» **Ejercicio A**:
Copia sin cambios el fragmento del texto sobre las cornadas que va de "Cuando llega la" a "muerte por hemorragia.".
» **Ejercicio B**:
Según el texto sobre las cornadas, ¿con qué prenda hizo a veces un banderillero un torniquete a tiempo?
» **Ejercicio C**:
Retoma el texto sobre las cornadas y continúalo a partir de su última oración.

El Volapié

En manos de un imbécil

Las cornadas sobrevienen cuando un torero menos se lo espera. Unas veces a causa de un fallo humano, de un error de cálculo al elegir distancias, por equivocarse de terrenos, por emborracharse de toro, por una temeridad o por eso que ellos denominan lanzar la moneda al aire. Tenemos en mente al gran Julio Aparicio y la enorme suerte que tuvo, a pesar de los pesares.
Cuando llega la cornada se espera la inmediata presencia de un cirujano con arrojo, capaz de aplicar sus conocimientos con eficacia y rapidez. A veces la rápida acción de un simple banderillero con valor ha sido un providencial salvavidas, un torniquete hecho con el corbatín a tiempo o una mano que se ha atrevido a pellizcar la arteria seccionada evitando la muerte por hemorragia.

(Entradas de datos recopiladas)
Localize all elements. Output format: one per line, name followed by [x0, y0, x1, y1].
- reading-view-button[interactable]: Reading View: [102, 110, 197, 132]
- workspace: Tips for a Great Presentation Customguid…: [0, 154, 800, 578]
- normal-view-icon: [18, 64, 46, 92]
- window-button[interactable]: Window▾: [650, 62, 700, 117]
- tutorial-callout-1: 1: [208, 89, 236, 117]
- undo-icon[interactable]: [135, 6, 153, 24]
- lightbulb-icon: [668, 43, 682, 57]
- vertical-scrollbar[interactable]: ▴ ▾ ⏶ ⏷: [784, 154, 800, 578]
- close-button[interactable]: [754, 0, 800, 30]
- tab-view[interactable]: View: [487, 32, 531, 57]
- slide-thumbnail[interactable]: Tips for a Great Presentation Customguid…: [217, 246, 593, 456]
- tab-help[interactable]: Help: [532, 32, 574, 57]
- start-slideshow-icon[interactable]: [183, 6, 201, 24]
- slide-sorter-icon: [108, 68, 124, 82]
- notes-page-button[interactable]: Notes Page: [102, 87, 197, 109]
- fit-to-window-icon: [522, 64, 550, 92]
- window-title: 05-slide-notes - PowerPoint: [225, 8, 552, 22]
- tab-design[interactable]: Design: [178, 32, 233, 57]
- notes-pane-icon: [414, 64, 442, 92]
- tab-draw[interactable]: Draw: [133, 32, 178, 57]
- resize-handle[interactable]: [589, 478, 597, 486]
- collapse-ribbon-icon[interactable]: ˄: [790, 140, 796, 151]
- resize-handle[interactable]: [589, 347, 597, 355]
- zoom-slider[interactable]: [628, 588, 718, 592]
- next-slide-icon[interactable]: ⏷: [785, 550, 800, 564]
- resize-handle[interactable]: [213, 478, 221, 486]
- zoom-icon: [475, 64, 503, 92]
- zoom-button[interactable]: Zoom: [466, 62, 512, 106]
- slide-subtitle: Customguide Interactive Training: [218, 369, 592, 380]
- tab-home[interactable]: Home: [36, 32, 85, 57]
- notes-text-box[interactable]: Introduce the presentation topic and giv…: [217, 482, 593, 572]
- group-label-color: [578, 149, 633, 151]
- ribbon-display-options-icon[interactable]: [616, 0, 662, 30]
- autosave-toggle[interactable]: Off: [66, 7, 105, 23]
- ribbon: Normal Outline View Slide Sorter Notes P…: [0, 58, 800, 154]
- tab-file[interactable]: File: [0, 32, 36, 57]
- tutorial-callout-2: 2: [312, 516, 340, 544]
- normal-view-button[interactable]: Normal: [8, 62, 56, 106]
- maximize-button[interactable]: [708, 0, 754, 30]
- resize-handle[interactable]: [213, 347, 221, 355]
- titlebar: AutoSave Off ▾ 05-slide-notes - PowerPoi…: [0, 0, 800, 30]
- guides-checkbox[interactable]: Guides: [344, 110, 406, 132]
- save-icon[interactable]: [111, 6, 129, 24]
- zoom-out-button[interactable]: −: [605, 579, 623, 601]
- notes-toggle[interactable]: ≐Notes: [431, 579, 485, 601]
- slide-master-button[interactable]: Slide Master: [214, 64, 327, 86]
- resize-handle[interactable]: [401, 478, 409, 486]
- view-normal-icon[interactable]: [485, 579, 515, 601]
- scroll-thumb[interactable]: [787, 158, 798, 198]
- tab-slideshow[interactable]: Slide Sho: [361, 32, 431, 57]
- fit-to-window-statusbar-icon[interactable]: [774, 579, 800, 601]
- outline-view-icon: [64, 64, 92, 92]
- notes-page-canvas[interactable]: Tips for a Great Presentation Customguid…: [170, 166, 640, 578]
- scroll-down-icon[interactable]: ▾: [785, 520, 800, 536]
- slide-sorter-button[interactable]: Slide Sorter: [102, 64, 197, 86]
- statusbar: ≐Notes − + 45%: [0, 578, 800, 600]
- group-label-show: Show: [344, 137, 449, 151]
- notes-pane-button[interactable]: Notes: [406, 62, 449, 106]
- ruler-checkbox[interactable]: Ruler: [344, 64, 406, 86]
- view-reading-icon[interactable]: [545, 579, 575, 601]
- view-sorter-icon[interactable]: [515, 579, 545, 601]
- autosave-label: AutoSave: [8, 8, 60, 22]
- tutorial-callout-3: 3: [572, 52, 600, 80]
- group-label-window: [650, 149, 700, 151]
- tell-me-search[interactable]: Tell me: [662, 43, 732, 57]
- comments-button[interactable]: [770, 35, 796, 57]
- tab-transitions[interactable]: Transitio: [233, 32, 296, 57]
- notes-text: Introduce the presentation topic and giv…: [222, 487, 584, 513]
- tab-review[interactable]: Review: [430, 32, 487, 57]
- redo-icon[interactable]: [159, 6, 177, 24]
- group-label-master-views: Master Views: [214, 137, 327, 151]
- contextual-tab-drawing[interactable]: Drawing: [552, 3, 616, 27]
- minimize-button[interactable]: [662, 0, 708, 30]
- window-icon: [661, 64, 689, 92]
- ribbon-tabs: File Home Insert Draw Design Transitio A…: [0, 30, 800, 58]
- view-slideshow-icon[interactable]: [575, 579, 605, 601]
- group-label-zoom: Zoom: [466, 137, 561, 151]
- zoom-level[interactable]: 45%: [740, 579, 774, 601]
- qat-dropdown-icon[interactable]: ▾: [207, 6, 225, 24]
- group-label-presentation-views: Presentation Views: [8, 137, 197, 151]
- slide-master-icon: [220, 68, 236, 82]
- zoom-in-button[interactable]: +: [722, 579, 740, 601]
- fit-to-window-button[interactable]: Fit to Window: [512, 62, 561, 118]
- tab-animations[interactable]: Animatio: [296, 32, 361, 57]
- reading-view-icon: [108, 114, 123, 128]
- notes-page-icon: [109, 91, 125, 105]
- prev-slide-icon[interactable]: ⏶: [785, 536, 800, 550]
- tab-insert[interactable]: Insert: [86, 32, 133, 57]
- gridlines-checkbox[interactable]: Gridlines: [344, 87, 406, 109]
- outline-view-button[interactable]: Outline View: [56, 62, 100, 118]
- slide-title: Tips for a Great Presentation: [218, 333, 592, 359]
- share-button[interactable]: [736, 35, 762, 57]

» **Respuesta escrita A**:
Cuando llega la cornada se espera la inmediata presencia de un cirujano con arrojo, capaz de aplicar sus conocimientos con eficacia y rapidez. A veces la rápida acción de un simple banderillero con valor ha sido un providencial salvavidas, un torniquete hecho con el corbatín a tiempo o una mano que se ha atrevido a pellizcar la arteria seccionada evitando la muerte por hemorragia.

» **Respuesta escrita B**:
Con el corbatín.

» **Respuesta escrita C**:
Para tratar graves enfermedades sucede tres cuartos de lo mismo, cambiando en el cuarto restante la rapidez por el diagnóstico precoz. De entre las graves enfermedades que pueden padecerse en estos tiempos, el cáncer no siempre es la peor. Claro está, siempre y cuando el enfermo tenga la atención de un oncólogo de reconocida competencia.

Con los resfriados muchas veces basta con una caja de Frenadol unida a la intuición médica que todos llevamos dentro y si nos equivocamos de tratamiento poco malo nos puede suceder porque más pronto que tarde volveremos a estar sanos gracias a los propios efectos de nuestra buena naturaleza.

Cuando se trata de cáncer es imprescindible que el médico tenga titulación oficial, amplia experiencia y ojo clínico.

Cuando se sufre un cáncer y el facultativo erróneamente diagnostica un esguince leve, el enfermo corre grave peligro. En este caso, cuando el mal médico trata como leve una tremenda patología como el cáncer, es de agradecer que aparezca alguien de nuestro entorno pidiendo un diagnóstico comparativo que permita definir perfectamente lo que sucede.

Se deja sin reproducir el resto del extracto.